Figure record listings
• • • • • • •
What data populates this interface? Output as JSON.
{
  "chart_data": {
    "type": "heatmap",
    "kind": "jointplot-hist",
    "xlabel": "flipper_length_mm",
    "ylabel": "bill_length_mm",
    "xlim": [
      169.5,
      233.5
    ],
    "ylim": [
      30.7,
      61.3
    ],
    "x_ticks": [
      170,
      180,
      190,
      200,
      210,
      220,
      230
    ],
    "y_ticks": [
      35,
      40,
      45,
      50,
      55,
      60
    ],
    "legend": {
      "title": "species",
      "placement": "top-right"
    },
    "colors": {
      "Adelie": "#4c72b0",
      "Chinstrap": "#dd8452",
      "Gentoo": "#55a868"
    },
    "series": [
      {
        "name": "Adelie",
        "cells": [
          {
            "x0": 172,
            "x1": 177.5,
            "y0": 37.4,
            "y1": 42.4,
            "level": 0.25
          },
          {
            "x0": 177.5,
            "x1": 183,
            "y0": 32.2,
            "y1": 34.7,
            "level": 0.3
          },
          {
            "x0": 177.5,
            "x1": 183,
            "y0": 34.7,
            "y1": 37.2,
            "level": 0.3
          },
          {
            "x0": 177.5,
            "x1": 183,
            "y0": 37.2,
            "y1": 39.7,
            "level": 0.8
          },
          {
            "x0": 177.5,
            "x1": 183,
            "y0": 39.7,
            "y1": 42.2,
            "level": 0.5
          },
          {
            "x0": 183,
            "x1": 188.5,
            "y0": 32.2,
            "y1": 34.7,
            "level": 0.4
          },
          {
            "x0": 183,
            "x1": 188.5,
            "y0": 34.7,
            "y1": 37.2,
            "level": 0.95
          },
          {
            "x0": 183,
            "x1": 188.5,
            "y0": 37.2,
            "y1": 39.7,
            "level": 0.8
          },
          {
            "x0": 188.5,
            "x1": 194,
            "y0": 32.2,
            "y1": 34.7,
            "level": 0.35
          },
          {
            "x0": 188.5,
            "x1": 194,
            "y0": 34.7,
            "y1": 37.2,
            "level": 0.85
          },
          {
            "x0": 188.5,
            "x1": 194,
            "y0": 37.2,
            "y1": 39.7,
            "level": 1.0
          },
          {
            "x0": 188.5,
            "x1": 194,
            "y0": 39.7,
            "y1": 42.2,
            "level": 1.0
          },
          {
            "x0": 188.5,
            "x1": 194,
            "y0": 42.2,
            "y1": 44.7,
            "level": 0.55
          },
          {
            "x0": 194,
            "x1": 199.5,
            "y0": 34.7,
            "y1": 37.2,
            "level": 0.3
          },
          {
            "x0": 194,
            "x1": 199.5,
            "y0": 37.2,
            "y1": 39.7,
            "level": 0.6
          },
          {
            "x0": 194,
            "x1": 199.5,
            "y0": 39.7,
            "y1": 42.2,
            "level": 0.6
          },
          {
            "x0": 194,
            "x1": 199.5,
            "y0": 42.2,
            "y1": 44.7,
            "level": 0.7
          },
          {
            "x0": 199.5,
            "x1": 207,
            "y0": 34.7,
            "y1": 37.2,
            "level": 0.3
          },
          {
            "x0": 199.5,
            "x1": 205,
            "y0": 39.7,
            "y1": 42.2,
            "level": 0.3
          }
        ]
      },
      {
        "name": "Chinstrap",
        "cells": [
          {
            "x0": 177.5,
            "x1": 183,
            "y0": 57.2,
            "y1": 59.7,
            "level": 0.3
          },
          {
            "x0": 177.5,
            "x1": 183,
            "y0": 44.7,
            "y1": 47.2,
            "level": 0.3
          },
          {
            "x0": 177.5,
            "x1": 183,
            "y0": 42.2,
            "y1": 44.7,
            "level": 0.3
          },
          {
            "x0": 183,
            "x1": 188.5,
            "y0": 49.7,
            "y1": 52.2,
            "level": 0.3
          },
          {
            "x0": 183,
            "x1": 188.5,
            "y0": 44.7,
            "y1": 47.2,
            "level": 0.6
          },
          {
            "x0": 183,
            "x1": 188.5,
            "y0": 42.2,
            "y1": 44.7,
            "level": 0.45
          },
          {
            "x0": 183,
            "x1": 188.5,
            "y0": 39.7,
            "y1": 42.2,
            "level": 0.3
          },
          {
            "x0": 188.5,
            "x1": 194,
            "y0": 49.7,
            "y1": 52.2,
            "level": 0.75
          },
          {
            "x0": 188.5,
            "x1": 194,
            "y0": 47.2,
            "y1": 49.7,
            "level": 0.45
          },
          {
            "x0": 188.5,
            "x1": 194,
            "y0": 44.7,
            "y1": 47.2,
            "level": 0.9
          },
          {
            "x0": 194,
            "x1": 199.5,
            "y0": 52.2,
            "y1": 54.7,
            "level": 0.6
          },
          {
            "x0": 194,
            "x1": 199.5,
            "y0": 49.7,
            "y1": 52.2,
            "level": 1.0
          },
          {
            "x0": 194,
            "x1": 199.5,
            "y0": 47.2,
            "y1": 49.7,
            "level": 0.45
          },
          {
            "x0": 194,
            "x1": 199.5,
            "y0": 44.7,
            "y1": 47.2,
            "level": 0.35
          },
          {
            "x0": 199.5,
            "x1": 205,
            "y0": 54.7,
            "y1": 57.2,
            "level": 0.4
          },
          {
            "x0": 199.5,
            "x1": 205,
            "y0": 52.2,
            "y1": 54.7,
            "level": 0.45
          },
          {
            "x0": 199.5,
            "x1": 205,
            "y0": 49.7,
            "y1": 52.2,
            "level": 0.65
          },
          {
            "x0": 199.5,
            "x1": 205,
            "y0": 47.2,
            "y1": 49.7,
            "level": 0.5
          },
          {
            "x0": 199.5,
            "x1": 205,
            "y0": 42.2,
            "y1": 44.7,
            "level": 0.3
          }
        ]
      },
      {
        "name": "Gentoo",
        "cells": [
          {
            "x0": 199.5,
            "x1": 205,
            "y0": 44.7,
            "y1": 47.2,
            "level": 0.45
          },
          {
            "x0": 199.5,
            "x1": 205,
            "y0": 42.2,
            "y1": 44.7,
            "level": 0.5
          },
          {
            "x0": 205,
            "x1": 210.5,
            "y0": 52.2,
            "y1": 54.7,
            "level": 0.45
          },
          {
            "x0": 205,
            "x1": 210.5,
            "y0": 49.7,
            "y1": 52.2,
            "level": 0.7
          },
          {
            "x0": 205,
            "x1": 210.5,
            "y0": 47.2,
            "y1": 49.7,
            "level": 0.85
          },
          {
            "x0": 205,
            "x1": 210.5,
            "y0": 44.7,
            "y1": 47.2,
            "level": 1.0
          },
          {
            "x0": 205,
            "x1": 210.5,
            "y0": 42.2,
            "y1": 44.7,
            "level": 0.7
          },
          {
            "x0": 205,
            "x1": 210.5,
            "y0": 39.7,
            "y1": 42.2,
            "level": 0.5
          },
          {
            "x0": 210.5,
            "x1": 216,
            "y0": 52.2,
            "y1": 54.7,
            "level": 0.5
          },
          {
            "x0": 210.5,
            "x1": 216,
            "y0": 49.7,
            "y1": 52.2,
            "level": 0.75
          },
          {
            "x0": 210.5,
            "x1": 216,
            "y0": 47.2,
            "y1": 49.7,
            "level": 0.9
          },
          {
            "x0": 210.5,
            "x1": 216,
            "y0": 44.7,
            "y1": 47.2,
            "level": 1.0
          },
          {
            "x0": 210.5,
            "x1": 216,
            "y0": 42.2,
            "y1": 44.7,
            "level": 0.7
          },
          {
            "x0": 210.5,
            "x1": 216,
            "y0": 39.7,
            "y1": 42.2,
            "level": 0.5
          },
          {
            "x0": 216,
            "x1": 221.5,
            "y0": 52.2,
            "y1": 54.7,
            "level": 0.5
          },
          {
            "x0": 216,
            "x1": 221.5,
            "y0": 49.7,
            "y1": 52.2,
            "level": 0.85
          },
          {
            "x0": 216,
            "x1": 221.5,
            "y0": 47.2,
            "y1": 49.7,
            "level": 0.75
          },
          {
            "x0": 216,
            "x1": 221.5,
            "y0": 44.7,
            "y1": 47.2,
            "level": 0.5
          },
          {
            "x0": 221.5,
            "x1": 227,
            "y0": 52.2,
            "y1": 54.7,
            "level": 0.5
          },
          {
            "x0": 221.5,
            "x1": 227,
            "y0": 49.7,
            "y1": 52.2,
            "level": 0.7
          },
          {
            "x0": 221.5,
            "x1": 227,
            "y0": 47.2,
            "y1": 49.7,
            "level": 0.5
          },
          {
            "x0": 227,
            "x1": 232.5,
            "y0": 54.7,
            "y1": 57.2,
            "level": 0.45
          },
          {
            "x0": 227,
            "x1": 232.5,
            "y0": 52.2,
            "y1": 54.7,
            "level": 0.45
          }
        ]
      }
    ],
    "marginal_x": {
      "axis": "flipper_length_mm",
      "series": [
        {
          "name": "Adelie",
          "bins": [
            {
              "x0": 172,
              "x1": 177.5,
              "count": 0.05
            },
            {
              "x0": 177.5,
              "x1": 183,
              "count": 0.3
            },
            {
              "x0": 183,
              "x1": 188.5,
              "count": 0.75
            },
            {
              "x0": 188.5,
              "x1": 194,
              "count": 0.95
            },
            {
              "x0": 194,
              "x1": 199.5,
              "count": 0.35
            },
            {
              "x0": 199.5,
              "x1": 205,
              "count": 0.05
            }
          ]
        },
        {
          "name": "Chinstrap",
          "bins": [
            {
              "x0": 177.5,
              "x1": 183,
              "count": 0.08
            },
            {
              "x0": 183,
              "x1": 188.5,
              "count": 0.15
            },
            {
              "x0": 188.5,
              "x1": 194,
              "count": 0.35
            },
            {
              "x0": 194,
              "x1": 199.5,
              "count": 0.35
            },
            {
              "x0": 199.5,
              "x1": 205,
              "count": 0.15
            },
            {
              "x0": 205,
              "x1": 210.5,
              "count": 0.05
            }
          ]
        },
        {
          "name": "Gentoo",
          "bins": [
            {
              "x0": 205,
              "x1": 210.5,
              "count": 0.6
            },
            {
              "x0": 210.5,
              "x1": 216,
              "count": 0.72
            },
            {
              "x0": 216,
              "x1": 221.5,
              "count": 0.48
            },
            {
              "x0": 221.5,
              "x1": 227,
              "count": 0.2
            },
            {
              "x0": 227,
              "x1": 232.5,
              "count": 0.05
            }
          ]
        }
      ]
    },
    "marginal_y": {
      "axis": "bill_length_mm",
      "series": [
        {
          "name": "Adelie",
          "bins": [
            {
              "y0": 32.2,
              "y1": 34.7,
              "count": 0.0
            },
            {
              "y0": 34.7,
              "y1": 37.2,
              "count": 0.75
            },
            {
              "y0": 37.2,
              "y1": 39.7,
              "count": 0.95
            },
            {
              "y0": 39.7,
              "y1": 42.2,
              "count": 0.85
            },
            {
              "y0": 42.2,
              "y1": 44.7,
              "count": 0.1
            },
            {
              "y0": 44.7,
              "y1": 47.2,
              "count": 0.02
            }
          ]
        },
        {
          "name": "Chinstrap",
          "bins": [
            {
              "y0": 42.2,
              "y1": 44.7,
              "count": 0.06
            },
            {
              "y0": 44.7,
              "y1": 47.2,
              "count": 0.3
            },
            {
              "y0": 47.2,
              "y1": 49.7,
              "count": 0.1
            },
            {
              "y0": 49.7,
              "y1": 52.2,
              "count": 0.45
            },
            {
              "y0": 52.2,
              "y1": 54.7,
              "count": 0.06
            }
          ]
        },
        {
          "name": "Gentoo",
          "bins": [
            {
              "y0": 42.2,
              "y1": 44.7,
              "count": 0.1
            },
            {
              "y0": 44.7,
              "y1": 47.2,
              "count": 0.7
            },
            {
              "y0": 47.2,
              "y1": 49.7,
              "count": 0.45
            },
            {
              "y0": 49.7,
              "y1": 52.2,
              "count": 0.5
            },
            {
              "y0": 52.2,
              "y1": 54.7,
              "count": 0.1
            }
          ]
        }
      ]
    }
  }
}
• • • • • • •
— WHAT IS ASKED —
Go through the material above and count the lines that include "Chinstrap". Give the number alone.

— RESPONSE —
4